**Page extract**
[BEGIN]
Wednesday, August 22, 2007


I grew up at the beach. Well, not as literally as I would have liked, but I come from a long line of beachgoers. We frequented Cape Cod and the Connecticut beaches, but the majority of our day trips and week-long vacations were taken at Misquamicut, Rhode Island. I spent the summer after my freshman year working at a concession stand on the beach on Long Island Sound.

When we went on day trips to the beach, it was a total event. We brought coolers of fried chicken and fruit and drinks. We'd get there really early to stake out our place on the state beach, and try to pick a spot close enough to the water so my mother could watch us, while far enough away that at high tide in the late afternoon we wouldn't get flooded. We often missed the target. :) We'd stay on the beach until the sun started to drop, then shower and change in the giant bath house and go to Paddy's Wigwam for dinner.

I am never as still as I can be on the beach. Not just lying on my towel, burning my back and the backs of my legs six shades darker than my front while I read for hours. But sometimes, just standing, feeling the rhythm of the surf and the wind and allowing it to calm my center.

Our beach vacation last week? Was nothing like that.
[END]
**Directive A**
Quote the entries word for word, from the first line of the entries through the line that contains "data-point — [356, 133, 365, 142]".
The beach post above and the entries that come after it are unrelated material.

**Input for this task**
[BEGIN]
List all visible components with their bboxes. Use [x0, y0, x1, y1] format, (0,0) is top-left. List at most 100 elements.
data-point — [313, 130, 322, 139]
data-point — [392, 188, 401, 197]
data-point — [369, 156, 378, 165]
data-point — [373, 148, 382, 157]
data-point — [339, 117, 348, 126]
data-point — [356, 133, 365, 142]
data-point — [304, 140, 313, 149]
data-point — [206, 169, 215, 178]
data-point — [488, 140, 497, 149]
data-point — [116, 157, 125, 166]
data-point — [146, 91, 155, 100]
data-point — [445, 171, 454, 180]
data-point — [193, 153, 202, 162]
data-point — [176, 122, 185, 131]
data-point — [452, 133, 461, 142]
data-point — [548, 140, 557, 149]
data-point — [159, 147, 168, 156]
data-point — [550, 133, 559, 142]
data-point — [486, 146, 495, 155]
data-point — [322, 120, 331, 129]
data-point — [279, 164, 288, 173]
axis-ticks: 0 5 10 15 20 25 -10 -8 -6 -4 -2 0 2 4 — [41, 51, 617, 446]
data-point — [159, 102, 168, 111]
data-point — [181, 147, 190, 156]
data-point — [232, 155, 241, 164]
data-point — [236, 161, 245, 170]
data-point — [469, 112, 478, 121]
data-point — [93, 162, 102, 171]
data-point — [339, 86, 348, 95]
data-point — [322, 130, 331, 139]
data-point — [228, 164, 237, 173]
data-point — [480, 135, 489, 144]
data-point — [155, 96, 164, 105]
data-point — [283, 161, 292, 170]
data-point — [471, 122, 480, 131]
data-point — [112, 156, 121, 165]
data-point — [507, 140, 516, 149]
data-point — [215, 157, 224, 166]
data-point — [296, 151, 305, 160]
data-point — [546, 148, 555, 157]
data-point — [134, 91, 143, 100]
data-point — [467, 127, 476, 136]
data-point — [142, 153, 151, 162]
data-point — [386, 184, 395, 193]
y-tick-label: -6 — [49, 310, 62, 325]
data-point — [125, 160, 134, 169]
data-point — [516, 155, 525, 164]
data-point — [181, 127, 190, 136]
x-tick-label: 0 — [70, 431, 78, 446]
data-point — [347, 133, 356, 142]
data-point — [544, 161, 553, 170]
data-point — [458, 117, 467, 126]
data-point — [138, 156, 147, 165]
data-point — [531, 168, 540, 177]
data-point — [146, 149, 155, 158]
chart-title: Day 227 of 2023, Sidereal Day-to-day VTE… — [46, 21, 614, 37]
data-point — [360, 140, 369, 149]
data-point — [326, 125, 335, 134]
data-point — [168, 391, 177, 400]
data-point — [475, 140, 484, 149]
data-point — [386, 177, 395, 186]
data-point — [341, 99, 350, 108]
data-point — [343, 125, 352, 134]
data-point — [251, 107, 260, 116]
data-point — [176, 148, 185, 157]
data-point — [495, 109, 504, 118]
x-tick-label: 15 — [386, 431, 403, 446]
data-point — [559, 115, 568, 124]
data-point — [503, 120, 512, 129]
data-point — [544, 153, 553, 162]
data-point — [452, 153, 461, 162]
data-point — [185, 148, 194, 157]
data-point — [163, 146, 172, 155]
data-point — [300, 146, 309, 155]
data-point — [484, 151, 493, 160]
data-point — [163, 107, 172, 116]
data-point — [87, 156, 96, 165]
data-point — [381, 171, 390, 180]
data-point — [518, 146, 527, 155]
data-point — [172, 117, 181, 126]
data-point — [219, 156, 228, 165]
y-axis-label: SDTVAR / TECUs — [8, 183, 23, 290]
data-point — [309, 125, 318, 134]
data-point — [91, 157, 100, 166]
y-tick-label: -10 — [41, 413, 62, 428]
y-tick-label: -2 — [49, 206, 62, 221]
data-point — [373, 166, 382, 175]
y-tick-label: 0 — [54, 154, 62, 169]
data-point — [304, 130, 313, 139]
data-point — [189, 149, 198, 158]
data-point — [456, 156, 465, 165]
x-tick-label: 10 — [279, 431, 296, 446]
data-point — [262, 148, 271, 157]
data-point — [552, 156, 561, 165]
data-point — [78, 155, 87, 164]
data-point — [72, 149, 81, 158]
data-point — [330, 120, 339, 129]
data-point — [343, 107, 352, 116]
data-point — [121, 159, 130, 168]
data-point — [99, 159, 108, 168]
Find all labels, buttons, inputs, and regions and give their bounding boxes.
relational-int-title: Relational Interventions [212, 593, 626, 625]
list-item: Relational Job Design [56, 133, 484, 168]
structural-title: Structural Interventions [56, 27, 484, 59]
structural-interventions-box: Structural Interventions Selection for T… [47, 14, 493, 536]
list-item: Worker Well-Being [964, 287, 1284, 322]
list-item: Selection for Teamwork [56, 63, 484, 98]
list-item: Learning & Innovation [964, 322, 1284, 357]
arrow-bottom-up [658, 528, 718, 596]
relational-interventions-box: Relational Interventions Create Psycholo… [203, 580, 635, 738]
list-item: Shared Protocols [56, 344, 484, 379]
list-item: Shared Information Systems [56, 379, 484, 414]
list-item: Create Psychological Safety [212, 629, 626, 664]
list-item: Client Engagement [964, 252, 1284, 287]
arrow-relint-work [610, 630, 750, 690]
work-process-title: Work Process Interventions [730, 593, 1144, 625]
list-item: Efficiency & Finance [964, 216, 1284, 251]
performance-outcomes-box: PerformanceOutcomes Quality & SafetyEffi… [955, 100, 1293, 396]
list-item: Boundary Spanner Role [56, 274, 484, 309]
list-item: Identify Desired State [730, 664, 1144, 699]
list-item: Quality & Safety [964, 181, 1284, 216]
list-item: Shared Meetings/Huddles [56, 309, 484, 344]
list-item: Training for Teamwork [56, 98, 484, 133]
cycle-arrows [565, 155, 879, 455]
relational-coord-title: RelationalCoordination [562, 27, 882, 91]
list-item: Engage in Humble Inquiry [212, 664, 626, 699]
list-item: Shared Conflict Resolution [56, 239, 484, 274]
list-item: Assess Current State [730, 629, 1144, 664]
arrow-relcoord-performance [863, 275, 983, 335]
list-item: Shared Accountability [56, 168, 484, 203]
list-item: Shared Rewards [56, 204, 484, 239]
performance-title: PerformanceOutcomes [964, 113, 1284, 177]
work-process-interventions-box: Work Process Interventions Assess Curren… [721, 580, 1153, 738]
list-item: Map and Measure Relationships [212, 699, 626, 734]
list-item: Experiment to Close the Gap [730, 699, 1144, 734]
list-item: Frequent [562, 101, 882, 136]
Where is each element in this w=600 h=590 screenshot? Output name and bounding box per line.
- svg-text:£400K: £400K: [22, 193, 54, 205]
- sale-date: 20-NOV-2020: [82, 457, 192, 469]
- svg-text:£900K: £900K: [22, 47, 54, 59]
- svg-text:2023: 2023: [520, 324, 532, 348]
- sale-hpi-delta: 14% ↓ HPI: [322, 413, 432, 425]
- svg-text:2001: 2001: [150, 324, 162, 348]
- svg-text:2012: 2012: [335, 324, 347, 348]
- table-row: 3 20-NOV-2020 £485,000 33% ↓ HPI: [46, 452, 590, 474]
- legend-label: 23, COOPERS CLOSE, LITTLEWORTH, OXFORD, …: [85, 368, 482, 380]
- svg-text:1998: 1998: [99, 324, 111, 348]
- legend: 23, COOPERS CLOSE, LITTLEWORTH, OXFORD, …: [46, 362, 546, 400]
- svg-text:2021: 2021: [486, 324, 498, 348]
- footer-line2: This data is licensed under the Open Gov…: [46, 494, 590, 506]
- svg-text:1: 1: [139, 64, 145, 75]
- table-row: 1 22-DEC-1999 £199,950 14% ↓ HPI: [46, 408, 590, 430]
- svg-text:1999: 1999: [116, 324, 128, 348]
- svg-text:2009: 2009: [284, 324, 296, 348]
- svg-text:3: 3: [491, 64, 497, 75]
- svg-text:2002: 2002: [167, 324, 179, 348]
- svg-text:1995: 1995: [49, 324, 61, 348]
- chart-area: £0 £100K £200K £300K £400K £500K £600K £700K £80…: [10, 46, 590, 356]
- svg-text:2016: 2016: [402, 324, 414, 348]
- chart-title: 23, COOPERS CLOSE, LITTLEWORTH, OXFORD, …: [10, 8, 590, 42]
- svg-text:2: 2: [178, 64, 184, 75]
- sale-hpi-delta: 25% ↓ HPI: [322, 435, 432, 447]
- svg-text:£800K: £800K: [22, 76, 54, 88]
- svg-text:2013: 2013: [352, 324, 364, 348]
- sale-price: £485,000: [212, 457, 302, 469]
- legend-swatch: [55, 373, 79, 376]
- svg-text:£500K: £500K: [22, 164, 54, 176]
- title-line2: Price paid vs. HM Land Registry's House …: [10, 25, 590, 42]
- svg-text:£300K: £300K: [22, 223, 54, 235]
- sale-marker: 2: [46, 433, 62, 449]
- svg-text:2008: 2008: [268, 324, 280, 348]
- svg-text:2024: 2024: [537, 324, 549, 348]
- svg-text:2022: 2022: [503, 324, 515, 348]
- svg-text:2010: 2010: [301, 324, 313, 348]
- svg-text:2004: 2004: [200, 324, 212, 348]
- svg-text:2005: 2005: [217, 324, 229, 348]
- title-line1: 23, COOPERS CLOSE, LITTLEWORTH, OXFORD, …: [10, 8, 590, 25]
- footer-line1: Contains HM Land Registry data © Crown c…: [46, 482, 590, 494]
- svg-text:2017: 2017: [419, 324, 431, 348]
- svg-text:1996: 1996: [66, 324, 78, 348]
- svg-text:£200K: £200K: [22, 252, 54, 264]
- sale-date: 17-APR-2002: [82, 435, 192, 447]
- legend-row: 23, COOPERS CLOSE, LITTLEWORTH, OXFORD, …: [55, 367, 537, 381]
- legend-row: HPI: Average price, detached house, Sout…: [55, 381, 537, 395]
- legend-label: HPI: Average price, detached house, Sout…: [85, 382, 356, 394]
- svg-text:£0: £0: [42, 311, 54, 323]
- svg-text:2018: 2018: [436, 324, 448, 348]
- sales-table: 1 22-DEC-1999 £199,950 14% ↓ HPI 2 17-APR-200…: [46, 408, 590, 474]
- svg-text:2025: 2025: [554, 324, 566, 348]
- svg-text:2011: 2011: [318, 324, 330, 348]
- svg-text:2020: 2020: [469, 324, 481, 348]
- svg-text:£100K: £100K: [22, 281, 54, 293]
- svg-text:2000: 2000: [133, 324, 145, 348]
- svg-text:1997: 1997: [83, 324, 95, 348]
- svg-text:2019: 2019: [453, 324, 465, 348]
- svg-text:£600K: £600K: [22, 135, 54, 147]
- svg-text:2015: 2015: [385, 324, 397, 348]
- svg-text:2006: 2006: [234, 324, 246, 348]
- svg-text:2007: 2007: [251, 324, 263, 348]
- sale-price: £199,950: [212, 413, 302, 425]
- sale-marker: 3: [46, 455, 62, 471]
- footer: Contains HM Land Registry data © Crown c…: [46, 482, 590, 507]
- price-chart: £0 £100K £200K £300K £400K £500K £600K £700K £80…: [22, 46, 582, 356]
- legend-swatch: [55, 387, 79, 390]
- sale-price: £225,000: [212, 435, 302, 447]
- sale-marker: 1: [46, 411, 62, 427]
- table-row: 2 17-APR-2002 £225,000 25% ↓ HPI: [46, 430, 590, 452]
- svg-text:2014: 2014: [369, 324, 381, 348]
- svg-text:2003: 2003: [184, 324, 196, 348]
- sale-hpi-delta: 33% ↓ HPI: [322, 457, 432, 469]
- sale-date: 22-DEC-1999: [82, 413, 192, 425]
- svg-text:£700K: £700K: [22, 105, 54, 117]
[END]
**Directive B**
Print the section of the beach post from "I am never as" through "calm my center.", copied without changes.

**Problem solution A**
List all visible components with their bboxes. Use [x0, y0, x1, y1] format, (0,0) is top-left. List at most 100 elements.
data-point — [313, 130, 322, 139]
data-point — [392, 188, 401, 197]
data-point — [369, 156, 378, 165]
data-point — [373, 148, 382, 157]
data-point — [339, 117, 348, 126]
data-point — [356, 133, 365, 142]

**Problem solution B**
I am never as still as I can be on the beach. Not just lying on my towel, burning my back and the backs of my legs six shades darker than my front while I read for hours. But sometimes, just standing, feeling the rhythm of the surf and the wind and allowing it to calm my center.